Figure contents as structured data
▼
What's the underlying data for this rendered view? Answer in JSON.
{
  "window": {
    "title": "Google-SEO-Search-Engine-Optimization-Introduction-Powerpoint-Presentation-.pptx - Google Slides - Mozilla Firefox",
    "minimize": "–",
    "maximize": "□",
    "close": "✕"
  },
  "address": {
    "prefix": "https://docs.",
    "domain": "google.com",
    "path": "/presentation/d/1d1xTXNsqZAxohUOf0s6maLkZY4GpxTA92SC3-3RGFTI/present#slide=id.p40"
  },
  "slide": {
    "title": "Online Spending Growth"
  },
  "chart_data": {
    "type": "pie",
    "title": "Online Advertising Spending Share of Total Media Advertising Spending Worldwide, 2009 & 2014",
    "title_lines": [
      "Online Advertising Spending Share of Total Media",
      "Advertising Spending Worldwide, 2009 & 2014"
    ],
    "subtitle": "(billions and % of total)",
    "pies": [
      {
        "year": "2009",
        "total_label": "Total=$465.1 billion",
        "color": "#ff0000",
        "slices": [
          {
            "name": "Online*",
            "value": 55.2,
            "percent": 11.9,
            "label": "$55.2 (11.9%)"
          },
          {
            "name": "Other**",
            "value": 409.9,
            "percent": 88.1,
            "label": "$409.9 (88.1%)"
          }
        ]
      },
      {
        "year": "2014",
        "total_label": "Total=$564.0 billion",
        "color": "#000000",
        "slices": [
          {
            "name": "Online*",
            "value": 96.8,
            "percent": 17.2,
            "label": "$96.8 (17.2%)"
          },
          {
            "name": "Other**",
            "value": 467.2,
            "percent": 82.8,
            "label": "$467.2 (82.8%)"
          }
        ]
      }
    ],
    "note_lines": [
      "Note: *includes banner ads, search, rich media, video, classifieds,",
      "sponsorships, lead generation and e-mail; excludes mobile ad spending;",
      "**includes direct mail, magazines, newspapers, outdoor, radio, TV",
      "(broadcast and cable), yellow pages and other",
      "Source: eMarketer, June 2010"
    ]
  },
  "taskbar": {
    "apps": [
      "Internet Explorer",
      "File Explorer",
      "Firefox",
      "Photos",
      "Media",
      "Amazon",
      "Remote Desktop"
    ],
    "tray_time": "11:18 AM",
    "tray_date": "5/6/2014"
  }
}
▲
PROBLEM TO WORK ON
Output the listing above word for word.

EXERCISE RESULT
What's the underlying data for this rendered view? Answer in JSON.
{
  "window": {
    "title": "Google-SEO-Search-Engine-Optimization-Introduction-Powerpoint-Presentation-.pptx - Google Slides - Mozilla Firefox",
    "minimize": "–",
    "maximize": "□",
    "close": "✕"
  },
  "address": {
    "prefix": "https://docs.",
    "domain": "google.com",
    "path": "/presentation/d/1d1xTXNsqZAxohUOf0s6maLkZY4GpxTA92SC3-3RGFTI/present#slide=id.p40"
  },
  "slide": {
    "title": "Online Spending Growth"
  },
  "chart_data": {
    "type": "pie",
    "title": "Online Advertising Spending Share of Total Media Advertising Spending Worldwide, 2009 & 2014",
    "title_lines": [
      "Online Advertising Spending Share of Total Media",
      "Advertising Spending Worldwide, 2009 & 2014"
    ],
    "subtitle": "(billions and % of total)",
    "pies": [
      {
        "year": "2009",
        "total_label": "Total=$465.1 billion",
        "color": "#ff0000",
        "slices": [
          {
            "name": "Online*",
            "value": 55.2,
            "percent": 11.9,
            "label": "$55.2 (11.9%)"
          },
          {
            "name": "Other**",
            "value": 409.9,
            "percent": 88.1,
            "label": "$409.9 (88.1%)"
          }
        ]
      },
      {
        "year": "2014",
        "total_label": "Total=$564.0 billion",
        "color": "#000000",
        "slices": [
          {
            "name": "Online*",
            "value": 96.8,
            "percent": 17.2,
            "label": "$96.8 (17.2%)"
          },
          {
            "name": "Other**",
            "value": 467.2,
            "percent": 82.8,
            "label": "$467.2 (82.8%)"
          }
        ]
      }
    ],
    "note_lines": [
      "Note: *includes banner ads, search, rich media, video, classifieds,",
      "sponsorships, lead generation and e-mail; excludes mobile ad spending;",
      "**includes direct mail, magazines, newspapers, outdoor, radio, TV",
      "(broadcast and cable), yellow pages and other",
      "Source: eMarketer, June 2010"
    ]
  },
  "taskbar": {
    "apps": [
      "Internet Explorer",
      "File Explorer",
      "Firefox",
      "Photos",
      "Media",
      "Amazon",
      "Remote Desktop"
    ],
    "tray_time": "11:18 AM",
    "tray_date": "5/6/2014"
  }
}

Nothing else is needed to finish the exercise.